=== Data for this task ===

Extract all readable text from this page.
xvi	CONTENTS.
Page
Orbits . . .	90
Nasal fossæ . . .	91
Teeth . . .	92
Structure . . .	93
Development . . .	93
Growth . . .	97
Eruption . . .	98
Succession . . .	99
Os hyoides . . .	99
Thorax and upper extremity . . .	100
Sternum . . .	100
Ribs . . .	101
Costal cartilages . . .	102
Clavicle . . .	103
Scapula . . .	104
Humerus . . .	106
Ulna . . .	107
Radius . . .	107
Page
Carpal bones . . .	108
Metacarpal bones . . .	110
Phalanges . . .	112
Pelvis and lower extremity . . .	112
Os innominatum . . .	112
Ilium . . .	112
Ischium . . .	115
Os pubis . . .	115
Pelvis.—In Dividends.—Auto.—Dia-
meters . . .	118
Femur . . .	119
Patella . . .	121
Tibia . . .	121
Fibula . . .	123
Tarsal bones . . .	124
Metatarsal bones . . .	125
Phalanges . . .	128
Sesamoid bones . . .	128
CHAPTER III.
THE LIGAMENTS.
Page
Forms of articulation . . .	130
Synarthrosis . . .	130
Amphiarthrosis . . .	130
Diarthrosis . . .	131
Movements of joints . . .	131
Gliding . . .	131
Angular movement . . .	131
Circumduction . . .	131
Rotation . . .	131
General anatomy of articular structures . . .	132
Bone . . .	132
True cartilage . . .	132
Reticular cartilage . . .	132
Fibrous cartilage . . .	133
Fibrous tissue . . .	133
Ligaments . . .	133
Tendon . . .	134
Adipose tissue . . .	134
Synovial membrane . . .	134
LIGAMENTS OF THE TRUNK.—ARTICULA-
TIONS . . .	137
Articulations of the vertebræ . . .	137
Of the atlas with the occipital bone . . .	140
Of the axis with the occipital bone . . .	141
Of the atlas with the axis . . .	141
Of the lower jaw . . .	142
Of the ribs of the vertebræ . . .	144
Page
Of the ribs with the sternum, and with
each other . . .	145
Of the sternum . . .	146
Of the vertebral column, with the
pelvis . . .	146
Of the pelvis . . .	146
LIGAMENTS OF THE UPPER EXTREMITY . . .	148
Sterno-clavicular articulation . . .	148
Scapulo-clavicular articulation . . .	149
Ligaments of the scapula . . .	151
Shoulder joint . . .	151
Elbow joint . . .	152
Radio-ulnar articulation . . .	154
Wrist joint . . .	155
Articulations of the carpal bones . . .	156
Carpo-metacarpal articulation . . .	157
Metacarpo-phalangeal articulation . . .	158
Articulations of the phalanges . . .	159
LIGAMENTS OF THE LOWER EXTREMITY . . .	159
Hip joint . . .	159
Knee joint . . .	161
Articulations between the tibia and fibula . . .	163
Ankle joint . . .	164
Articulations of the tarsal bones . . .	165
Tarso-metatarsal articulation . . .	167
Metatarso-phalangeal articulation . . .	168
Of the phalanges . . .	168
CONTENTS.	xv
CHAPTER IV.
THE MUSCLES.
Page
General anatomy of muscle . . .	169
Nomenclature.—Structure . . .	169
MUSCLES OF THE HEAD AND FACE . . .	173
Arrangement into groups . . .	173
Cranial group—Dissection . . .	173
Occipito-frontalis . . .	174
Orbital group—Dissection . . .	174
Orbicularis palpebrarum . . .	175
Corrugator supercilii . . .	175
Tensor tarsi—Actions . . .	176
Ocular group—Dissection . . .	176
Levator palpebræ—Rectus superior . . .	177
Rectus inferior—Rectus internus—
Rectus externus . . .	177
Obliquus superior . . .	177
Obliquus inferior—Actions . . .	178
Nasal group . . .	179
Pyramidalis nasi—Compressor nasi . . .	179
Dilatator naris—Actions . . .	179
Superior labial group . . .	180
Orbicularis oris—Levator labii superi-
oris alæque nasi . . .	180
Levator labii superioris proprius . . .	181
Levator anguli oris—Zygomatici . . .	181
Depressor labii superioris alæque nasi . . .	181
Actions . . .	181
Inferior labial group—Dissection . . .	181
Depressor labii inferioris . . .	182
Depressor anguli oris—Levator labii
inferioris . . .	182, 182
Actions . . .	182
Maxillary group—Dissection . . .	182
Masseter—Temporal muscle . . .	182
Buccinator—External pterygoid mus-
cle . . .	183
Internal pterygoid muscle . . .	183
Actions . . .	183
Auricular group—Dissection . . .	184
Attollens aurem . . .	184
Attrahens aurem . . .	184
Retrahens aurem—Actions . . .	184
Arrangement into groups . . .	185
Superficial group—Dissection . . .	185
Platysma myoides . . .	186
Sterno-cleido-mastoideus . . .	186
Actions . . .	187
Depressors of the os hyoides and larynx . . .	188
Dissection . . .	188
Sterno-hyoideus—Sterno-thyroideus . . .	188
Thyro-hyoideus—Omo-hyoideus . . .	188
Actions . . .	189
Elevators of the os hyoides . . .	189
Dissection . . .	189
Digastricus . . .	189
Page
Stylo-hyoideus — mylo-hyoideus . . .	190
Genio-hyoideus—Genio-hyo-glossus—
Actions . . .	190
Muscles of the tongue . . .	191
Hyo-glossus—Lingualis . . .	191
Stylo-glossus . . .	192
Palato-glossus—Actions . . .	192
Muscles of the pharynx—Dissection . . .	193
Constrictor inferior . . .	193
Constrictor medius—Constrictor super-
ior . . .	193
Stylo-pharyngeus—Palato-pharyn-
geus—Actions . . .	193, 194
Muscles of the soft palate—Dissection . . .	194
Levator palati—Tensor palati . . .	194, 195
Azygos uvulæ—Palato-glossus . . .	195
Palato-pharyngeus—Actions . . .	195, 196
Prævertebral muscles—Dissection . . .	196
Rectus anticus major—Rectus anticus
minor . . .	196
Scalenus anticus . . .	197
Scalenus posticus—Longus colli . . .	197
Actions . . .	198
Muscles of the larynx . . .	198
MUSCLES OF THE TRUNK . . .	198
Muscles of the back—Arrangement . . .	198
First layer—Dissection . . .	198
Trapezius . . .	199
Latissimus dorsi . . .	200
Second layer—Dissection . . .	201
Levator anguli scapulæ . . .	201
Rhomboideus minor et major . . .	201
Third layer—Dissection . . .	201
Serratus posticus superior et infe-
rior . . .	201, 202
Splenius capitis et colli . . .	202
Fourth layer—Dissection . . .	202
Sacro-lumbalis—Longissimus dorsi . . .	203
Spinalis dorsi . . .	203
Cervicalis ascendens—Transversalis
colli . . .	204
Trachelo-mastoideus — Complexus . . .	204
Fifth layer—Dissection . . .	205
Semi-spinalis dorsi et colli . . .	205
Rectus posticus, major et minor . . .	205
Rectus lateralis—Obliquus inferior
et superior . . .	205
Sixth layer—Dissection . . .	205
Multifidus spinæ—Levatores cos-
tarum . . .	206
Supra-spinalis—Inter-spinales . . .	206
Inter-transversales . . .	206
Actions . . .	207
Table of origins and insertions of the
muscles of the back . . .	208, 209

===

Copy all the lines above that hold the string "nasi".

Pyramidalis nasi—Compressor nasi . . .	179
oris alæque nasi . . .	180
Depressor labii superioris alæque nasi . . .	181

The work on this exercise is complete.